EXTRACTED TEXT »
-*-*-
The losses continue to pile up for Idaho’s embattled Workforce Development Fund.

This time it’s the closure of clothier Coldwater Creek that’s leaving a black mark on the state program’s record.

As Sandpoint-based Coldwater Creek enters bankruptcy and planned liquidation, Idaho taxpayers are losing out on thousands of dollars that subsidized worker training for some of the company’s staffers. The Workforce Development Fund, a corporate taxpayer-supported program, is used by state departments to lure handout-hungry corporations to the Gem State. It contracted with Coldwater for $62,000 in training funds.

The state pays out training funds to encourage companies to train workers for new jobs or retrain employees to avoid layoffs. Companies participating in the program must meet certain guidelines, including paying workers $12 per hour and offering health benefits.

Bob Fick, spokesman for the Idaho Department of Labor, told IdahoReporter.com that the company used $44,000 of the contracted amount.

Because the state has no method to recoup the money, taxpayers are out the cash.

Coldwater’s failure is just another smudge on the program’s record and the losses continue to pile up as key state lawmakers continue to call for a comprehensive review of the program.

The press office for Gov. Butch Otter, who has praised the state program, did not take a position on conducting a thorough legislative review. The program was founded in 1996 and has paid out more than $62 million in subsidies.

Jon Hanian, the governor’s press secretary, did tell IdahoReporter.com that Ken Edmunds, the new director at the Idaho Department of Labor, is conducting a review of the program.
-*-*-
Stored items

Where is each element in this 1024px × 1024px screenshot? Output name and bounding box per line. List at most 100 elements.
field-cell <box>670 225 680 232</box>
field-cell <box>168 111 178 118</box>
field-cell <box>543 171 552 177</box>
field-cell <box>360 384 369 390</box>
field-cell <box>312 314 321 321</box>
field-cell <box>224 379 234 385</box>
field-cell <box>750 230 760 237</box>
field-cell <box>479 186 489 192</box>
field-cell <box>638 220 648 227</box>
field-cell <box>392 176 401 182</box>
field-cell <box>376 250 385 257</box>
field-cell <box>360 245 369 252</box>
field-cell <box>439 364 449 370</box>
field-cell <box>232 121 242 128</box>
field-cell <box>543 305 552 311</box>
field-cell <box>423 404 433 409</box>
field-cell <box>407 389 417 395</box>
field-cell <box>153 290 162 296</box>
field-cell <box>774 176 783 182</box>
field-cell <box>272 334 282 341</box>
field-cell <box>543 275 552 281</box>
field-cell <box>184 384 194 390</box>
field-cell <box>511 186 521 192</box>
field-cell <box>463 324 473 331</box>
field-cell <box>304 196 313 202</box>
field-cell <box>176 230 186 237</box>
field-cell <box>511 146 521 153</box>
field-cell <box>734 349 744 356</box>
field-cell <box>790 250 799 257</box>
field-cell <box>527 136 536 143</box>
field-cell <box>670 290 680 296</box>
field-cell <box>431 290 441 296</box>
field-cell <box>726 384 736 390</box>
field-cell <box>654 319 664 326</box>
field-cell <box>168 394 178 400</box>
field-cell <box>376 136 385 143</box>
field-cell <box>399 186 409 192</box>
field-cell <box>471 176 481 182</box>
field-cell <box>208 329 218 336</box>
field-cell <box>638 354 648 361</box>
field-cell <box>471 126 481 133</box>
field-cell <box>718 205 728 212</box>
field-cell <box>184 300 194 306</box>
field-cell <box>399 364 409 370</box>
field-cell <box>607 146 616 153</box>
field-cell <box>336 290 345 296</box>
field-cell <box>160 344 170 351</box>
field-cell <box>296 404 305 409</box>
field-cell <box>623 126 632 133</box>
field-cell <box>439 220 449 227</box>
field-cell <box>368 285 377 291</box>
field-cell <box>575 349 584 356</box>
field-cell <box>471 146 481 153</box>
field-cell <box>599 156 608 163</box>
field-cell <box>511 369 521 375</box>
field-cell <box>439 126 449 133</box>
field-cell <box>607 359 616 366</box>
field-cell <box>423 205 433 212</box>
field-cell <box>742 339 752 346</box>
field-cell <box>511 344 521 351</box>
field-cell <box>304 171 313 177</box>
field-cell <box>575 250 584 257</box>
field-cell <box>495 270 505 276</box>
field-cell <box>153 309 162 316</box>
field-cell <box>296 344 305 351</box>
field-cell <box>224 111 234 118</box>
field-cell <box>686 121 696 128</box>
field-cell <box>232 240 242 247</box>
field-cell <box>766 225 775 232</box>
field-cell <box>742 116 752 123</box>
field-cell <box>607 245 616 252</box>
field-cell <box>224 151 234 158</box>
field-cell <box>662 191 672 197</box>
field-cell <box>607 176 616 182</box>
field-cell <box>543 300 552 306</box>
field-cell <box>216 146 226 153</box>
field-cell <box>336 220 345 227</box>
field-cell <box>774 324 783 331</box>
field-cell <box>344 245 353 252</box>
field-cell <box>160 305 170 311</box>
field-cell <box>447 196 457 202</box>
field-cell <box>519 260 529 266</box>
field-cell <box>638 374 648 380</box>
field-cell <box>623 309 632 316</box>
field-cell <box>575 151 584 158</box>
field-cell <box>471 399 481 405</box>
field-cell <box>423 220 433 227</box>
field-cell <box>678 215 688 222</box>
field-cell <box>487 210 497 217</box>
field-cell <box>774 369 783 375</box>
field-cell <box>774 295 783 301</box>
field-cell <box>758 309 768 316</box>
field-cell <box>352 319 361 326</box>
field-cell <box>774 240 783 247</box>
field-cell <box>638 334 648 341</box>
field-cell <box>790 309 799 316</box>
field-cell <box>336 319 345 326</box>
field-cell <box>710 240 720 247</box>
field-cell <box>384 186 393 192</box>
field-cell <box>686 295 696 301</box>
-*-*-
TASKS TO CARRY OUT »
1: Answer these questions using the article on Idaho's Workforce Development Fund:
(a) How much in training funds did the Workforce Development Fund contract with Coldwater Creek for?
(b) What hourly pay must participating companies offer workers?
(c) In what year was the program founded?
2: Carry on the article about Idaho's Workforce Development Fund, starting after its last sentence.

ANSWERS FOR EACH ITEM »
1:
(a) $62,000
(b) $12 per hour
(c) 1996

2:
An audit is timely, given the recent failures of businesses associated with the fund. Within the last 12 months, at least three companies that received cash from the program have closed their doors: Coldwater Creek, food processor H.J. Heinz and polysilicone manufacturer Hoku.

The losses in taxpayer dollars from those three businesses alone exceed $1 million.

The overall hit to taxpayers is likely greater, though. A 2012 audit conducted by the Idaho Department of Labor concluded that only 40 percent of the program’s contracts were effective and the rest were either ineffective or their impact was unknown.

In all, the ineffective and unknown contracts checked in at more than $10 million in subsidy spending.

Several lawmakers, including state Reps. Steve Hartgen, R-Twin Falls, and Tom Loertscher, R-Iona, and state Sens. Cliff Bayer, R-Boise, and Chuck Winder, R-Boise, have called for the Legislature to review the Workforce Development Fund.

“We’re short on the impact of whether it’s negative or positive,” Loertscher, the chair of the powerful House State Affairs Committee, told IdahoReporter.com. “That’s why we need to have a thorough look at it.”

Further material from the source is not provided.